--- begin Listing ---
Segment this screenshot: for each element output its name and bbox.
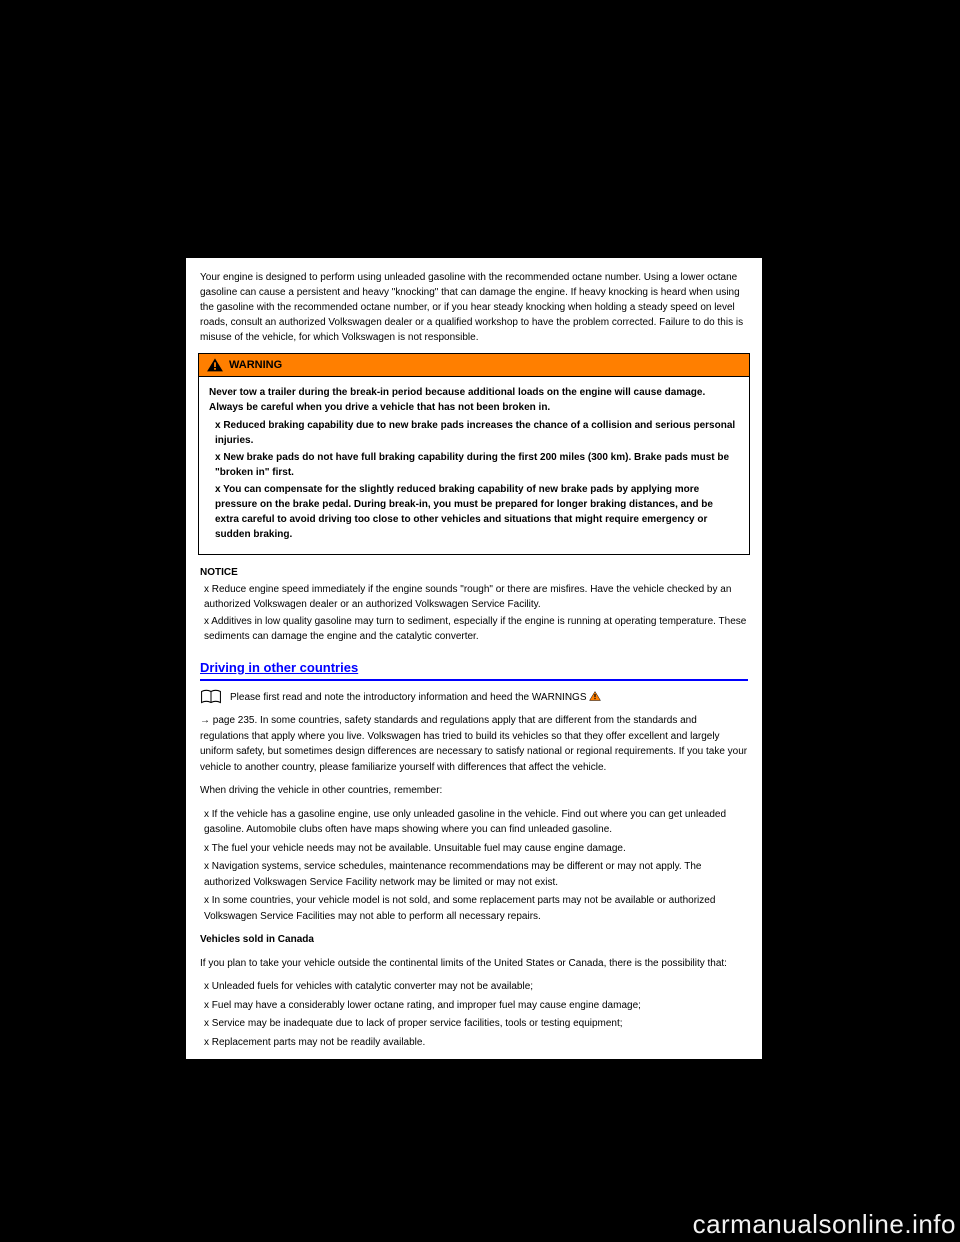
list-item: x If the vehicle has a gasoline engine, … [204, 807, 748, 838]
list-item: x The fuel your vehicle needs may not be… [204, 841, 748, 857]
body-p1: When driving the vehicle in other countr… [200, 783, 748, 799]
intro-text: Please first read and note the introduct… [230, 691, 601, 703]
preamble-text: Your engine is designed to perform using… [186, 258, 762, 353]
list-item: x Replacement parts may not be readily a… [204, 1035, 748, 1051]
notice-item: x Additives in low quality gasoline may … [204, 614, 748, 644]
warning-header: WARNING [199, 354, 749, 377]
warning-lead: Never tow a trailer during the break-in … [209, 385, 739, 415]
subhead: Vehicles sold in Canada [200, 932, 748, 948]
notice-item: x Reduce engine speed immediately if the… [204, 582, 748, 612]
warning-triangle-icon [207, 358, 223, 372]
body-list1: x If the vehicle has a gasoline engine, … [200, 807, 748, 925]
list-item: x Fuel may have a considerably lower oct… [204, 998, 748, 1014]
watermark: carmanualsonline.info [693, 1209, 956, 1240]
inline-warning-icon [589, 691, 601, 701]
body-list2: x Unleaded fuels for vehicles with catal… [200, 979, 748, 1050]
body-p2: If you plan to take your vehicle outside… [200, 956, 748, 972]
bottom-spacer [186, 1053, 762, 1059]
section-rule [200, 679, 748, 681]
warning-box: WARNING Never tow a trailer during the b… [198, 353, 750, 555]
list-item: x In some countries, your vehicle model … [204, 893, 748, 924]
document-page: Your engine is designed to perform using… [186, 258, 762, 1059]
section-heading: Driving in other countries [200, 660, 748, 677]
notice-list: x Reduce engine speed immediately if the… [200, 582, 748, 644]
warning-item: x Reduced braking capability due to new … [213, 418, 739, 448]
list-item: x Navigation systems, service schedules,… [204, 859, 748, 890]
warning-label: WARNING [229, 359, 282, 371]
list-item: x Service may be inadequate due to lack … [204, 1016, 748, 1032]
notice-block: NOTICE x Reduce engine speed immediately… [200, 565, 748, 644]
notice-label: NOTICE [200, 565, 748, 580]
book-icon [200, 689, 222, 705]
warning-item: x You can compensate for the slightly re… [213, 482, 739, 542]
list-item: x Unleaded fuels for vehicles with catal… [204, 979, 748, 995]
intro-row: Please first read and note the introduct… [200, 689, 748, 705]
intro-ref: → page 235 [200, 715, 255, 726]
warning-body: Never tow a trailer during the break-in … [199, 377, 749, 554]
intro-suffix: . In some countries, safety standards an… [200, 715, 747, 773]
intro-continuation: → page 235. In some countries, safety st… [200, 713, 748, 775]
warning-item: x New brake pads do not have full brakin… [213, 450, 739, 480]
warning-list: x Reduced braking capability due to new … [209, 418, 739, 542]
--- end Listing ---
- What to produce: Rewrite the lines of the material above as a numbered list, starting at the line containing "list-item: x If" and ending at the line containing "list-item: x In", with blank lines left out.

- Result of the exercise:
1. list-item: x If the vehicle has a gasoline engine, … [204, 807, 748, 838]
2. list-item: x The fuel your vehicle needs may not be… [204, 841, 748, 857]
3. body-p1: When driving the vehicle in other countr… [200, 783, 748, 799]
4. intro-text: Please first read and note the introduct… [230, 691, 601, 703]
5. preamble-text: Your engine is designed to perform using… [186, 258, 762, 353]
6. list-item: x Replacement parts may not be readily a… [204, 1035, 748, 1051]
7. notice-item: x Additives in low quality gasoline may … [204, 614, 748, 644]
8. warning-header: WARNING [199, 354, 749, 377]
9. warning-lead: Never tow a trailer during the break-in … [209, 385, 739, 415]
10. subhead: Vehicles sold in Canada [200, 932, 748, 948]
11. notice-item: x Reduce engine speed immediately if the… [204, 582, 748, 612]
12. warning-triangle-icon [207, 358, 223, 372]
13. body-list1: x If the vehicle has a gasoline engine, … [200, 807, 748, 925]
14. list-item: x Fuel may have a considerably lower oct… [204, 998, 748, 1014]
15. watermark: carmanualsonline.info [693, 1209, 956, 1240]
16. inline-warning-icon [589, 691, 601, 701]
17. body-list2: x Unleaded fuels for vehicles with catal… [200, 979, 748, 1050]
18. body-p2: If you plan to take your vehicle outside… [200, 956, 748, 972]
19. bottom-spacer [186, 1053, 762, 1059]
20. section-rule [200, 679, 748, 681]
21. warning-box: WARNING Never tow a trailer during the b… [198, 353, 750, 555]
22. list-item: x In some countries, your vehicle model … [204, 893, 748, 924]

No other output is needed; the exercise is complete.